YOUR GOAL:
Copy the entries below exactly. Images do not belong in the copy.

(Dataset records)

>>>>

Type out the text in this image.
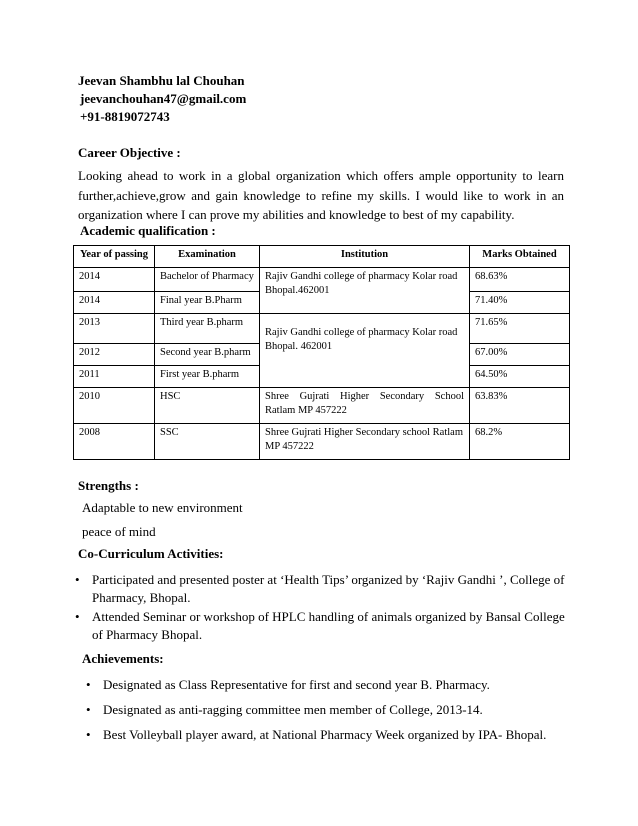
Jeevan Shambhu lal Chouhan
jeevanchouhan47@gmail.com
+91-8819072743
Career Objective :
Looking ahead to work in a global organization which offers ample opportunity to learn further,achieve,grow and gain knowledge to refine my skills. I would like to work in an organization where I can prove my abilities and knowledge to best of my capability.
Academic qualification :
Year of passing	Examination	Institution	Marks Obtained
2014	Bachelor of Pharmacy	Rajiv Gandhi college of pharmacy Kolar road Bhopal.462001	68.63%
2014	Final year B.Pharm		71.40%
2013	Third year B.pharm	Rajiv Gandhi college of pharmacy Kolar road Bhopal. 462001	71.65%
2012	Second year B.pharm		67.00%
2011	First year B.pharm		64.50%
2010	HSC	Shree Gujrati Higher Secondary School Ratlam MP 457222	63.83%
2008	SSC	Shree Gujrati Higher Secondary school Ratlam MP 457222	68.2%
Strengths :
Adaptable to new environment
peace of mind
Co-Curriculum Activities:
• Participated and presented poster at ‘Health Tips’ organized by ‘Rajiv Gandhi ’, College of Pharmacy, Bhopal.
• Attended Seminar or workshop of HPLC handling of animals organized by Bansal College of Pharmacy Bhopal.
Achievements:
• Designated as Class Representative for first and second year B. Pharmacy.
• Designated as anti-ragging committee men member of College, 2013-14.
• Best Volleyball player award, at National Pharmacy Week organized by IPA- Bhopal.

<<<<

EXERCISE RESULT:
Type out the text in this image.
Jeevan Shambhu lal Chouhan
jeevanchouhan47@gmail.com
+91-8819072743
Career Objective :
Looking ahead to work in a global organization which offers ample opportunity to learn further,achieve,grow and gain knowledge to refine my skills. I would like to work in an organization where I can prove my abilities and knowledge to best of my capability.
Academic qualification :
Year of passing	Examination	Institution	Marks Obtained
2014	Bachelor of Pharmacy	Rajiv Gandhi college of pharmacy Kolar road Bhopal.462001	68.63%
2014	Final year B.Pharm		71.40%
2013	Third year B.pharm	Rajiv Gandhi college of pharmacy Kolar road Bhopal. 462001	71.65%
2012	Second year B.pharm		67.00%
2011	First year B.pharm		64.50%
2010	HSC	Shree Gujrati Higher Secondary School Ratlam MP 457222	63.83%
2008	SSC	Shree Gujrati Higher Secondary school Ratlam MP 457222	68.2%
Strengths :
Adaptable to new environment
peace of mind
Co-Curriculum Activities:
• Participated and presented poster at ‘Health Tips’ organized by ‘Rajiv Gandhi ’, College of Pharmacy, Bhopal.
• Attended Seminar or workshop of HPLC handling of animals organized by Bansal College of Pharmacy Bhopal.
Achievements:
• Designated as Class Representative for first and second year B. Pharmacy.
• Designated as anti-ragging committee men member of College, 2013-14.
• Best Volleyball player award, at National Pharmacy Week organized by IPA- Bhopal.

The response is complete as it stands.